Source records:
= = =

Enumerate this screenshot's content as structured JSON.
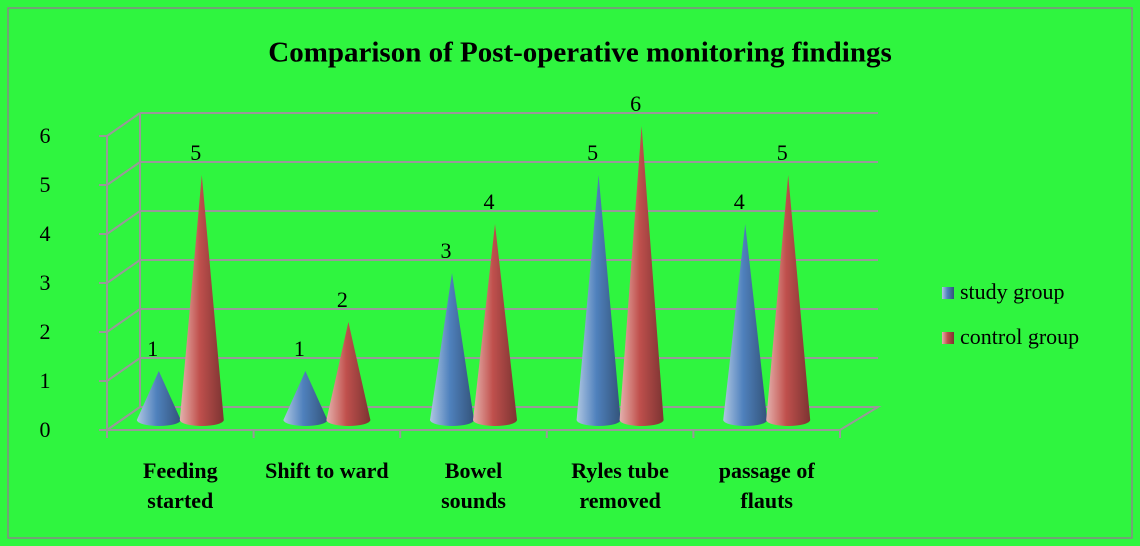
{
  "chart_data": {
    "type": "bar",
    "title": "Comparison of Post-operative monitoring findings",
    "categories": [
      "Feeding started",
      "Shift to ward",
      "Bowel sounds",
      "Ryles tube removed",
      "passage of flauts"
    ],
    "series": [
      {
        "name": "study group",
        "color": "#4f81bd",
        "values": [
          1,
          1,
          3,
          5,
          4
        ]
      },
      {
        "name": "control group",
        "color": "#c0504d",
        "values": [
          5,
          2,
          4,
          6,
          5
        ]
      }
    ],
    "ylim": [
      0,
      6
    ],
    "yticks": [
      0,
      1,
      2,
      3,
      4,
      5,
      6
    ],
    "grid": true,
    "legend": "right"
  }
}
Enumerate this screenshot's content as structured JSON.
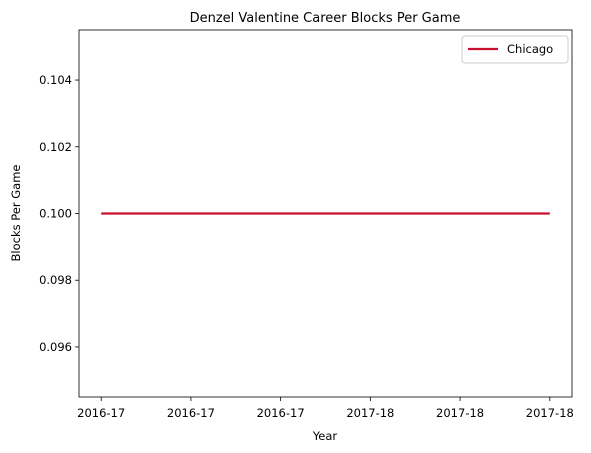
{
  "chart_data": {
    "type": "line",
    "title": "Denzel Valentine Career Blocks Per Game",
    "xlabel": "Year",
    "ylabel": "Blocks Per Game",
    "x_tick_labels": [
      "2016-17",
      "2016-17",
      "2016-17",
      "2017-18",
      "2017-18",
      "2017-18"
    ],
    "y_ticks": [
      0.096,
      0.098,
      0.1,
      0.102,
      0.104
    ],
    "ylim": [
      0.0945,
      0.1055
    ],
    "xlim": [
      0,
      1
    ],
    "series": [
      {
        "name": "Chicago",
        "color": "#c8102e",
        "x": [
          0,
          1
        ],
        "y": [
          0.1,
          0.1
        ]
      }
    ],
    "grid": false,
    "legend": "upper right"
  }
}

= = =

* Exercise:
Set down the records in full and exactly. Do not carry over any image.

* Response below:
Enumerate this screenshot's content as structured JSON.
{
  "chart_data": {
    "type": "bar",
    "title": "Comparison of Post-operative monitoring findings",
    "categories": [
      "Feeding started",
      "Shift to ward",
      "Bowel sounds",
      "Ryles tube removed",
      "passage of flauts"
    ],
    "series": [
      {
        "name": "study group",
        "color": "#4f81bd",
        "values": [
          1,
          1,
          3,
          5,
          4
        ]
      },
      {
        "name": "control group",
        "color": "#c0504d",
        "values": [
          5,
          2,
          4,
          6,
          5
        ]
      }
    ],
    "ylim": [
      0,
      6
    ],
    "yticks": [
      0,
      1,
      2,
      3,
      4,
      5,
      6
    ],
    "grid": true,
    "legend": "right"
  }
}
Enumerate this screenshot's content as structured JSON.
{
  "chart_data": {
    "type": "line",
    "title": "Denzel Valentine Career Blocks Per Game",
    "xlabel": "Year",
    "ylabel": "Blocks Per Game",
    "x_tick_labels": [
      "2016-17",
      "2016-17",
      "2016-17",
      "2017-18",
      "2017-18",
      "2017-18"
    ],
    "y_ticks": [
      0.096,
      0.098,
      0.1,
      0.102,
      0.104
    ],
    "ylim": [
      0.0945,
      0.1055
    ],
    "xlim": [
      0,
      1
    ],
    "series": [
      {
        "name": "Chicago",
        "color": "#c8102e",
        "x": [
          0,
          1
        ],
        "y": [
          0.1,
          0.1
        ]
      }
    ],
    "grid": false,
    "legend": "upper right"
  }
}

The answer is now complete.